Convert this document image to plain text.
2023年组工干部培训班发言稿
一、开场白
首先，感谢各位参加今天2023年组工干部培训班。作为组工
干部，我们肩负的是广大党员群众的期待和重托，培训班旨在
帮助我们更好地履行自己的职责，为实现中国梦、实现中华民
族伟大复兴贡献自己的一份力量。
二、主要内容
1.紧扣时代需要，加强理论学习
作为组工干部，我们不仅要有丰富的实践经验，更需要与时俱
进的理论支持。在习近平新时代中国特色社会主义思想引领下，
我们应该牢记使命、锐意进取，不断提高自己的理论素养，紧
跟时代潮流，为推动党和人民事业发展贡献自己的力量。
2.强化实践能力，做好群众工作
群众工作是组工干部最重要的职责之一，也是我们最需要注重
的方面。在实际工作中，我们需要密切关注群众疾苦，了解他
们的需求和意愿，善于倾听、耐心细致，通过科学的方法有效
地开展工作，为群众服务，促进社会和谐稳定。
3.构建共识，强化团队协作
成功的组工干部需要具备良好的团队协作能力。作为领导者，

(Exercise instructions): Copy every line of the material, please, keeping it exactly the same.

(Task response):
Convert this document image to plain text.
2023年组工干部培训班发言稿
一、开场白
首先，感谢各位参加今天2023年组工干部培训班。作为组工
干部，我们肩负的是广大党员群众的期待和重托，培训班旨在
帮助我们更好地履行自己的职责，为实现中国梦、实现中华民
族伟大复兴贡献自己的一份力量。
二、主要内容
1.紧扣时代需要，加强理论学习
作为组工干部，我们不仅要有丰富的实践经验，更需要与时俱
进的理论支持。在习近平新时代中国特色社会主义思想引领下，
我们应该牢记使命、锐意进取，不断提高自己的理论素养，紧
跟时代潮流，为推动党和人民事业发展贡献自己的力量。
2.强化实践能力，做好群众工作
群众工作是组工干部最重要的职责之一，也是我们最需要注重
的方面。在实际工作中，我们需要密切关注群众疾苦，了解他
们的需求和意愿，善于倾听、耐心细致，通过科学的方法有效
地开展工作，为群众服务，促进社会和谐稳定。
3.构建共识，强化团队协作
成功的组工干部需要具备良好的团队协作能力。作为领导者，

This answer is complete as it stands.